# What the task requires:
Please work out how many lines in the material contain "alphanumeric" and give only that figure.

Data items

§ §

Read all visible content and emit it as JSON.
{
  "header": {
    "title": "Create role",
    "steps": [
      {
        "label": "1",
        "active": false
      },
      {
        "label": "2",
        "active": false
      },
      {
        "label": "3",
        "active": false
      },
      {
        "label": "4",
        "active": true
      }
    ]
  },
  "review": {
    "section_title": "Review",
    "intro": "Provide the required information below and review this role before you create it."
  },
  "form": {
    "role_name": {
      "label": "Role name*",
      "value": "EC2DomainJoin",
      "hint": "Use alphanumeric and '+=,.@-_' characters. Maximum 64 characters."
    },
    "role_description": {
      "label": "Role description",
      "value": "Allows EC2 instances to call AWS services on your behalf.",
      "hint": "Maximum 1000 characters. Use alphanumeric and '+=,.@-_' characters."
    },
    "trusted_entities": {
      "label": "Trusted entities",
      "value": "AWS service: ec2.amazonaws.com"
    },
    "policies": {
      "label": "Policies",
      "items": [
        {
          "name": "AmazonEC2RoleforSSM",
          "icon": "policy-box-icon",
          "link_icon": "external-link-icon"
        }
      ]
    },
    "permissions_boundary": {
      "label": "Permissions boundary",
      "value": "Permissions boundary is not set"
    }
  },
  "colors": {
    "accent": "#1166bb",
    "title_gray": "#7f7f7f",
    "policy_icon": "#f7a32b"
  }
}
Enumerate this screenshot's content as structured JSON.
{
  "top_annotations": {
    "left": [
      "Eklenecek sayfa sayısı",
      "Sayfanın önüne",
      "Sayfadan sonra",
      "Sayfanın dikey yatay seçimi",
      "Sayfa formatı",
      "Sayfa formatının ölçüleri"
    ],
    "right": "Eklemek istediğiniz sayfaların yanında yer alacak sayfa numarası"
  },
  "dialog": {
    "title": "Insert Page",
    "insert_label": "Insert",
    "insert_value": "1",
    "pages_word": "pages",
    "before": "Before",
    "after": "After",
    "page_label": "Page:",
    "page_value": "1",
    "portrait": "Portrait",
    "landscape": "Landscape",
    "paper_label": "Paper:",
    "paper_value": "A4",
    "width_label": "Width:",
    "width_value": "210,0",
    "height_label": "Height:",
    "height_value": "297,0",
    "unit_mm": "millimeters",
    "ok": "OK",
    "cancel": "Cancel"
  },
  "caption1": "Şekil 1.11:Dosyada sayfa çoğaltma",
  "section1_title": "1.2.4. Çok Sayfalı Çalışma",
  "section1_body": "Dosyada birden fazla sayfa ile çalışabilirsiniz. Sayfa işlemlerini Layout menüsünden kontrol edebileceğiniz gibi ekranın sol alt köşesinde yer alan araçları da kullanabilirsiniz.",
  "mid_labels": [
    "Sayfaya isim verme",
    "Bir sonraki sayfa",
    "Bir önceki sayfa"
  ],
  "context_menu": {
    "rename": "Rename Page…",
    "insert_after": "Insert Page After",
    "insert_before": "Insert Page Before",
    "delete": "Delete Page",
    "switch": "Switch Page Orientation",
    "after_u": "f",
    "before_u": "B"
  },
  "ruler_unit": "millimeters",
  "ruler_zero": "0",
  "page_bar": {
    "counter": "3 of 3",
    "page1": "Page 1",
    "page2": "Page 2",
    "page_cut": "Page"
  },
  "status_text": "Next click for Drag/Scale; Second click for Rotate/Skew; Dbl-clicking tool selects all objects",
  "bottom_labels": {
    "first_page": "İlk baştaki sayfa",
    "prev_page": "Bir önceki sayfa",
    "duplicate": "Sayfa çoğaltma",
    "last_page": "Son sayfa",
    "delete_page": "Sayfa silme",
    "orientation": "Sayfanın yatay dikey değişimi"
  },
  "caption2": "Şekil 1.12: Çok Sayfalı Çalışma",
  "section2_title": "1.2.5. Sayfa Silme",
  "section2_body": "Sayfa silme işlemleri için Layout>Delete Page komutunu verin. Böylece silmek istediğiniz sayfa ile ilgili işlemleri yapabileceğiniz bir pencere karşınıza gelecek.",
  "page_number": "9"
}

§ §

# Solution:
2